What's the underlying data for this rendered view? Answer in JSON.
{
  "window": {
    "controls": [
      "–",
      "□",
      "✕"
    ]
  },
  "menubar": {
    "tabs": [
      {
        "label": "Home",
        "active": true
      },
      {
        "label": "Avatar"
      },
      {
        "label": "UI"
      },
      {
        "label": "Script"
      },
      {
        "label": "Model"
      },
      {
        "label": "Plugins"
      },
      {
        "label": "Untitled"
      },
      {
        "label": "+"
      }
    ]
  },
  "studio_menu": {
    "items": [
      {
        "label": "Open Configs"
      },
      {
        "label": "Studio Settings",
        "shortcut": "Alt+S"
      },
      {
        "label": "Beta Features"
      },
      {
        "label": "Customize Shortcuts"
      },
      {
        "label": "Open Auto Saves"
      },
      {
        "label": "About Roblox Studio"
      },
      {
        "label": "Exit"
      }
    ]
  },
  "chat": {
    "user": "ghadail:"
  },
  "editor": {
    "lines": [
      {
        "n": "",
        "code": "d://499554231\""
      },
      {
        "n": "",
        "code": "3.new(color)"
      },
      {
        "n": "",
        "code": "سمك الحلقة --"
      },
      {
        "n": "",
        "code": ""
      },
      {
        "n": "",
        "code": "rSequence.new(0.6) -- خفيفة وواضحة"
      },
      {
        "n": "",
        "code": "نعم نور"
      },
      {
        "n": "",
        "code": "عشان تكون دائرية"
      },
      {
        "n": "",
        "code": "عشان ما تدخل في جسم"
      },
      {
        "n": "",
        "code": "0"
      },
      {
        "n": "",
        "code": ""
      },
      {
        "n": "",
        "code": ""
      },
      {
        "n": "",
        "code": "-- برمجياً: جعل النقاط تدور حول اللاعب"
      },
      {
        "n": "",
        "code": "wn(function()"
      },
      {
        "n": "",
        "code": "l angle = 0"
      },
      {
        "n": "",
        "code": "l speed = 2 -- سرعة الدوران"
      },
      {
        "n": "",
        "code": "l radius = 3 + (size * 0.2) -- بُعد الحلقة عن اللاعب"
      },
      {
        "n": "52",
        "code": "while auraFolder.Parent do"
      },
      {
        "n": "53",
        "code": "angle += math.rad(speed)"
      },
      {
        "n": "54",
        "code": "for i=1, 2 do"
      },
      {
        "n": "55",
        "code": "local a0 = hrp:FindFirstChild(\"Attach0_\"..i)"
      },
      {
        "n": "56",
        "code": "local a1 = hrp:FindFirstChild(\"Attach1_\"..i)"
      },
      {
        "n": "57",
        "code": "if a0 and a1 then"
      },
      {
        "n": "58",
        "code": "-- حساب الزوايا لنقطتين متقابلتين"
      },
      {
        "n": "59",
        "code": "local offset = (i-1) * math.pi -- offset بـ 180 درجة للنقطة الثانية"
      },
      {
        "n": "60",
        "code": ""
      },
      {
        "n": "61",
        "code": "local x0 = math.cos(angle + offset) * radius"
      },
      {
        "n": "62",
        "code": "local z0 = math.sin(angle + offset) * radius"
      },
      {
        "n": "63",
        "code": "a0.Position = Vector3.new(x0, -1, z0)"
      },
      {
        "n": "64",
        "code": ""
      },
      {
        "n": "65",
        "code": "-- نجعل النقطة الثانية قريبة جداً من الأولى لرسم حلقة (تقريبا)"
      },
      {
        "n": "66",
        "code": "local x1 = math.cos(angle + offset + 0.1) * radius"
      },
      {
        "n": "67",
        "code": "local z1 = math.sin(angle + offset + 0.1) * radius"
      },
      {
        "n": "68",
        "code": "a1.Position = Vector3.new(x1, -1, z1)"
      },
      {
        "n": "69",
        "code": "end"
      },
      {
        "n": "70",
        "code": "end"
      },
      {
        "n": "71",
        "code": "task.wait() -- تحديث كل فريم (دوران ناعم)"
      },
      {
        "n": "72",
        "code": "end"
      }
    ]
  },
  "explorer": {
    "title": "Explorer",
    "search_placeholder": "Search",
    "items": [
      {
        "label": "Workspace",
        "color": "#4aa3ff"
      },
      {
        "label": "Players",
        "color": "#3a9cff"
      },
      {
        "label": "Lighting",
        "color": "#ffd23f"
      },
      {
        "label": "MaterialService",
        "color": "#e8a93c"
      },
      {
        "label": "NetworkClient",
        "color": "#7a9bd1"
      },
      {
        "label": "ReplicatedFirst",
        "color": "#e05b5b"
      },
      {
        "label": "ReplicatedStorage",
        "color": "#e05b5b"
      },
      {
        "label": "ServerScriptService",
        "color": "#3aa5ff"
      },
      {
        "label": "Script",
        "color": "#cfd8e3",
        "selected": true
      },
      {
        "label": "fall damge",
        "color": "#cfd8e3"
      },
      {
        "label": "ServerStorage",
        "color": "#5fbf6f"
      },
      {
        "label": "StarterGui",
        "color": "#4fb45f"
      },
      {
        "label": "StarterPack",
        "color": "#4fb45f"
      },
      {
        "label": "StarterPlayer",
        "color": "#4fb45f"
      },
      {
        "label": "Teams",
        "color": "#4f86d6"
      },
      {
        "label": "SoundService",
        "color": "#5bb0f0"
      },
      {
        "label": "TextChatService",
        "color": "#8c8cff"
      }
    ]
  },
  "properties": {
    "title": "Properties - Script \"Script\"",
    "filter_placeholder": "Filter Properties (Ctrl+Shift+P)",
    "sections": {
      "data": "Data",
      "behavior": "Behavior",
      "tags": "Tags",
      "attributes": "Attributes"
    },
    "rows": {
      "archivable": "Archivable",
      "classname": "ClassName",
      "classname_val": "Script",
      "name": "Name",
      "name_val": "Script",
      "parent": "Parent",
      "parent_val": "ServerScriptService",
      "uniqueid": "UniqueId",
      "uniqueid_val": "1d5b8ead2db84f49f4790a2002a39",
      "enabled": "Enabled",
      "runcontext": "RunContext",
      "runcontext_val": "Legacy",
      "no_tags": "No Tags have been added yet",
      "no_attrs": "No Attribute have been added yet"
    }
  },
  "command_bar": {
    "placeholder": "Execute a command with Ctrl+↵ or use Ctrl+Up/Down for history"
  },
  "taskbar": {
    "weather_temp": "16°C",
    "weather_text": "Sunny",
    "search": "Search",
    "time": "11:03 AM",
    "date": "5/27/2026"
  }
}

STATED TASK:
Provide all the records again, word for word.

EXPECTED ANSWER:
What's the underlying data for this rendered view? Answer in JSON.
{
  "window": {
    "controls": [
      "–",
      "□",
      "✕"
    ]
  },
  "menubar": {
    "tabs": [
      {
        "label": "Home",
        "active": true
      },
      {
        "label": "Avatar"
      },
      {
        "label": "UI"
      },
      {
        "label": "Script"
      },
      {
        "label": "Model"
      },
      {
        "label": "Plugins"
      },
      {
        "label": "Untitled"
      },
      {
        "label": "+"
      }
    ]
  },
  "studio_menu": {
    "items": [
      {
        "label": "Open Configs"
      },
      {
        "label": "Studio Settings",
        "shortcut": "Alt+S"
      },
      {
        "label": "Beta Features"
      },
      {
        "label": "Customize Shortcuts"
      },
      {
        "label": "Open Auto Saves"
      },
      {
        "label": "About Roblox Studio"
      },
      {
        "label": "Exit"
      }
    ]
  },
  "chat": {
    "user": "ghadail:"
  },
  "editor": {
    "lines": [
      {
        "n": "",
        "code": "d://499554231\""
      },
      {
        "n": "",
        "code": "3.new(color)"
      },
      {
        "n": "",
        "code": "سمك الحلقة --"
      },
      {
        "n": "",
        "code": ""
      },
      {
        "n": "",
        "code": "rSequence.new(0.6) -- خفيفة وواضحة"
      },
      {
        "n": "",
        "code": "نعم نور"
      },
      {
        "n": "",
        "code": "عشان تكون دائرية"
      },
      {
        "n": "",
        "code": "عشان ما تدخل في جسم"
      },
      {
        "n": "",
        "code": "0"
      },
      {
        "n": "",
        "code": ""
      },
      {
        "n": "",
        "code": ""
      },
      {
        "n": "",
        "code": "-- برمجياً: جعل النقاط تدور حول اللاعب"
      },
      {
        "n": "",
        "code": "wn(function()"
      },
      {
        "n": "",
        "code": "l angle = 0"
      },
      {
        "n": "",
        "code": "l speed = 2 -- سرعة الدوران"
      },
      {
        "n": "",
        "code": "l radius = 3 + (size * 0.2) -- بُعد الحلقة عن اللاعب"
      },
      {
        "n": "52",
        "code": "while auraFolder.Parent do"
      },
      {
        "n": "53",
        "code": "angle += math.rad(speed)"
      },
      {
        "n": "54",
        "code": "for i=1, 2 do"
      },
      {
        "n": "55",
        "code": "local a0 = hrp:FindFirstChild(\"Attach0_\"..i)"
      },
      {
        "n": "56",
        "code": "local a1 = hrp:FindFirstChild(\"Attach1_\"..i)"
      },
      {
        "n": "57",
        "code": "if a0 and a1 then"
      },
      {
        "n": "58",
        "code": "-- حساب الزوايا لنقطتين متقابلتين"
      },
      {
        "n": "59",
        "code": "local offset = (i-1) * math.pi -- offset بـ 180 درجة للنقطة الثانية"
      },
      {
        "n": "60",
        "code": ""
      },
      {
        "n": "61",
        "code": "local x0 = math.cos(angle + offset) * radius"
      },
      {
        "n": "62",
        "code": "local z0 = math.sin(angle + offset) * radius"
      },
      {
        "n": "63",
        "code": "a0.Position = Vector3.new(x0, -1, z0)"
      },
      {
        "n": "64",
        "code": ""
      },
      {
        "n": "65",
        "code": "-- نجعل النقطة الثانية قريبة جداً من الأولى لرسم حلقة (تقريبا)"
      },
      {
        "n": "66",
        "code": "local x1 = math.cos(angle + offset + 0.1) * radius"
      },
      {
        "n": "67",
        "code": "local z1 = math.sin(angle + offset + 0.1) * radius"
      },
      {
        "n": "68",
        "code": "a1.Position = Vector3.new(x1, -1, z1)"
      },
      {
        "n": "69",
        "code": "end"
      },
      {
        "n": "70",
        "code": "end"
      },
      {
        "n": "71",
        "code": "task.wait() -- تحديث كل فريم (دوران ناعم)"
      },
      {
        "n": "72",
        "code": "end"
      }
    ]
  },
  "explorer": {
    "title": "Explorer",
    "search_placeholder": "Search",
    "items": [
      {
        "label": "Workspace",
        "color": "#4aa3ff"
      },
      {
        "label": "Players",
        "color": "#3a9cff"
      },
      {
        "label": "Lighting",
        "color": "#ffd23f"
      },
      {
        "label": "MaterialService",
        "color": "#e8a93c"
      },
      {
        "label": "NetworkClient",
        "color": "#7a9bd1"
      },
      {
        "label": "ReplicatedFirst",
        "color": "#e05b5b"
      },
      {
        "label": "ReplicatedStorage",
        "color": "#e05b5b"
      },
      {
        "label": "ServerScriptService",
        "color": "#3aa5ff"
      },
      {
        "label": "Script",
        "color": "#cfd8e3",
        "selected": true
      },
      {
        "label": "fall damge",
        "color": "#cfd8e3"
      },
      {
        "label": "ServerStorage",
        "color": "#5fbf6f"
      },
      {
        "label": "StarterGui",
        "color": "#4fb45f"
      },
      {
        "label": "StarterPack",
        "color": "#4fb45f"
      },
      {
        "label": "StarterPlayer",
        "color": "#4fb45f"
      },
      {
        "label": "Teams",
        "color": "#4f86d6"
      },
      {
        "label": "SoundService",
        "color": "#5bb0f0"
      },
      {
        "label": "TextChatService",
        "color": "#8c8cff"
      }
    ]
  },
  "properties": {
    "title": "Properties - Script \"Script\"",
    "filter_placeholder": "Filter Properties (Ctrl+Shift+P)",
    "sections": {
      "data": "Data",
      "behavior": "Behavior",
      "tags": "Tags",
      "attributes": "Attributes"
    },
    "rows": {
      "archivable": "Archivable",
      "classname": "ClassName",
      "classname_val": "Script",
      "name": "Name",
      "name_val": "Script",
      "parent": "Parent",
      "parent_val": "ServerScriptService",
      "uniqueid": "UniqueId",
      "uniqueid_val": "1d5b8ead2db84f49f4790a2002a39",
      "enabled": "Enabled",
      "runcontext": "RunContext",
      "runcontext_val": "Legacy",
      "no_tags": "No Tags have been added yet",
      "no_attrs": "No Attribute have been added yet"
    }
  },
  "command_bar": {
    "placeholder": "Execute a command with Ctrl+↵ or use Ctrl+Up/Down for history"
  },
  "taskbar": {
    "weather_temp": "16°C",
    "weather_text": "Sunny",
    "search": "Search",
    "time": "11:03 AM",
    "date": "5/27/2026"
  }
}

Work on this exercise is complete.